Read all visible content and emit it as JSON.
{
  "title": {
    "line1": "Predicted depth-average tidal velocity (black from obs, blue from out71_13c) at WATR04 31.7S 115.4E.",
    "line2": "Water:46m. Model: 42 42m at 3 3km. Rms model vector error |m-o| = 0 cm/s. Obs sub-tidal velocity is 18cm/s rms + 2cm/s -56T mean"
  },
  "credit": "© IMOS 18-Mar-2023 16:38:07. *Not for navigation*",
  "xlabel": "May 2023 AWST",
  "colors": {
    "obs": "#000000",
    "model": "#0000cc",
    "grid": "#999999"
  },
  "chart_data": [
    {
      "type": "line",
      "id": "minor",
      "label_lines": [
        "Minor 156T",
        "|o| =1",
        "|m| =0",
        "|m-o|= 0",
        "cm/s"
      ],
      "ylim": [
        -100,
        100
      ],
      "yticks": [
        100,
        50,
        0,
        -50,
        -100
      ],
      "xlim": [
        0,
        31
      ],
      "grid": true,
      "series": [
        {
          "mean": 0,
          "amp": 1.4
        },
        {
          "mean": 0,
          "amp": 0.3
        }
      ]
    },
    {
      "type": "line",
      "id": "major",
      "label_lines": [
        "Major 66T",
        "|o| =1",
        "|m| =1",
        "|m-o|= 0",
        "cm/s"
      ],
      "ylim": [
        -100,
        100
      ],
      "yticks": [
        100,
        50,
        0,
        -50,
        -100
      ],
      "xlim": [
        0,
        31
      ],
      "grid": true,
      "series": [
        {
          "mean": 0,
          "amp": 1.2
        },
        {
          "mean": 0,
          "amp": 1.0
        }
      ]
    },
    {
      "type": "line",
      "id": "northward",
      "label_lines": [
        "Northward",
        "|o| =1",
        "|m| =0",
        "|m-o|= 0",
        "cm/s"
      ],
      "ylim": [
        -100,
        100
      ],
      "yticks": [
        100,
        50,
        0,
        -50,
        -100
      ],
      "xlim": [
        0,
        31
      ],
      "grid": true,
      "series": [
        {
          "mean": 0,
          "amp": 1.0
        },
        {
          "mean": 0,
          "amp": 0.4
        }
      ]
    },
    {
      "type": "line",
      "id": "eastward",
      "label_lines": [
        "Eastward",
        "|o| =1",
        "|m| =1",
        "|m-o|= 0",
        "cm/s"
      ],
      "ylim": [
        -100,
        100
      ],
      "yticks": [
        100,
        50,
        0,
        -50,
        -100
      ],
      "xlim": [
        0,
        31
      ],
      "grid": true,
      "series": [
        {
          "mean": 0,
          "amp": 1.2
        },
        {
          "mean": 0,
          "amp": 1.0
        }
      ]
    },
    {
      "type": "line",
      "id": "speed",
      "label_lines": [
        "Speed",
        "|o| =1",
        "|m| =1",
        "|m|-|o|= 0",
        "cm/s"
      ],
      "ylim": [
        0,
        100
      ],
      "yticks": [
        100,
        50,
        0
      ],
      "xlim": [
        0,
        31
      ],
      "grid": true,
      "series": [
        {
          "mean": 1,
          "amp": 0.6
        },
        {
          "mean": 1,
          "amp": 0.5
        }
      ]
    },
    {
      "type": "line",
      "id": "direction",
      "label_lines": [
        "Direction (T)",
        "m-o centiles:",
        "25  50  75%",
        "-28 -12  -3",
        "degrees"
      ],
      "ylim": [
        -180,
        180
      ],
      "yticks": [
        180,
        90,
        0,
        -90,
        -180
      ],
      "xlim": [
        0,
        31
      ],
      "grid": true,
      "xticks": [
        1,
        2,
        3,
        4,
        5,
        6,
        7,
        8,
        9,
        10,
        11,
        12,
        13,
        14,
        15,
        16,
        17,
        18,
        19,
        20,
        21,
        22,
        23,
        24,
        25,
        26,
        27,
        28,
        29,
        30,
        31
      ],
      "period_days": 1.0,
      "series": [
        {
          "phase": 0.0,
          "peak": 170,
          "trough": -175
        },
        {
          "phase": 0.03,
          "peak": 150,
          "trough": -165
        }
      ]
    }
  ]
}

### GOAL
Write out the full listing, keeping every line exactly as it is.

### RESPONSE TO THIS TASK
Read all visible content and emit it as JSON.
{
  "title": {
    "line1": "Predicted depth-average tidal velocity (black from obs, blue from out71_13c) at WATR04 31.7S 115.4E.",
    "line2": "Water:46m. Model: 42 42m at 3 3km. Rms model vector error |m-o| = 0 cm/s. Obs sub-tidal velocity is 18cm/s rms + 2cm/s -56T mean"
  },
  "credit": "© IMOS 18-Mar-2023 16:38:07. *Not for navigation*",
  "xlabel": "May 2023 AWST",
  "colors": {
    "obs": "#000000",
    "model": "#0000cc",
    "grid": "#999999"
  },
  "chart_data": [
    {
      "type": "line",
      "id": "minor",
      "label_lines": [
        "Minor 156T",
        "|o| =1",
        "|m| =0",
        "|m-o|= 0",
        "cm/s"
      ],
      "ylim": [
        -100,
        100
      ],
      "yticks": [
        100,
        50,
        0,
        -50,
        -100
      ],
      "xlim": [
        0,
        31
      ],
      "grid": true,
      "series": [
        {
          "mean": 0,
          "amp": 1.4
        },
        {
          "mean": 0,
          "amp": 0.3
        }
      ]
    },
    {
      "type": "line",
      "id": "major",
      "label_lines": [
        "Major 66T",
        "|o| =1",
        "|m| =1",
        "|m-o|= 0",
        "cm/s"
      ],
      "ylim": [
        -100,
        100
      ],
      "yticks": [
        100,
        50,
        0,
        -50,
        -100
      ],
      "xlim": [
        0,
        31
      ],
      "grid": true,
      "series": [
        {
          "mean": 0,
          "amp": 1.2
        },
        {
          "mean": 0,
          "amp": 1.0
        }
      ]
    },
    {
      "type": "line",
      "id": "northward",
      "label_lines": [
        "Northward",
        "|o| =1",
        "|m| =0",
        "|m-o|= 0",
        "cm/s"
      ],
      "ylim": [
        -100,
        100
      ],
      "yticks": [
        100,
        50,
        0,
        -50,
        -100
      ],
      "xlim": [
        0,
        31
      ],
      "grid": true,
      "series": [
        {
          "mean": 0,
          "amp": 1.0
        },
        {
          "mean": 0,
          "amp": 0.4
        }
      ]
    },
    {
      "type": "line",
      "id": "eastward",
      "label_lines": [
        "Eastward",
        "|o| =1",
        "|m| =1",
        "|m-o|= 0",
        "cm/s"
      ],
      "ylim": [
        -100,
        100
      ],
      "yticks": [
        100,
        50,
        0,
        -50,
        -100
      ],
      "xlim": [
        0,
        31
      ],
      "grid": true,
      "series": [
        {
          "mean": 0,
          "amp": 1.2
        },
        {
          "mean": 0,
          "amp": 1.0
        }
      ]
    },
    {
      "type": "line",
      "id": "speed",
      "label_lines": [
        "Speed",
        "|o| =1",
        "|m| =1",
        "|m|-|o|= 0",
        "cm/s"
      ],
      "ylim": [
        0,
        100
      ],
      "yticks": [
        100,
        50,
        0
      ],
      "xlim": [
        0,
        31
      ],
      "grid": true,
      "series": [
        {
          "mean": 1,
          "amp": 0.6
        },
        {
          "mean": 1,
          "amp": 0.5
        }
      ]
    },
    {
      "type": "line",
      "id": "direction",
      "label_lines": [
        "Direction (T)",
        "m-o centiles:",
        "25  50  75%",
        "-28 -12  -3",
        "degrees"
      ],
      "ylim": [
        -180,
        180
      ],
      "yticks": [
        180,
        90,
        0,
        -90,
        -180
      ],
      "xlim": [
        0,
        31
      ],
      "grid": true,
      "xticks": [
        1,
        2,
        3,
        4,
        5,
        6,
        7,
        8,
        9,
        10,
        11,
        12,
        13,
        14,
        15,
        16,
        17,
        18,
        19,
        20,
        21,
        22,
        23,
        24,
        25,
        26,
        27,
        28,
        29,
        30,
        31
      ],
      "period_days": 1.0,
      "series": [
        {
          "phase": 0.0,
          "peak": 170,
          "trough": -175
        },
        {
          "phase": 0.03,
          "peak": 150,
          "trough": -165
        }
      ]
    }
  ]
}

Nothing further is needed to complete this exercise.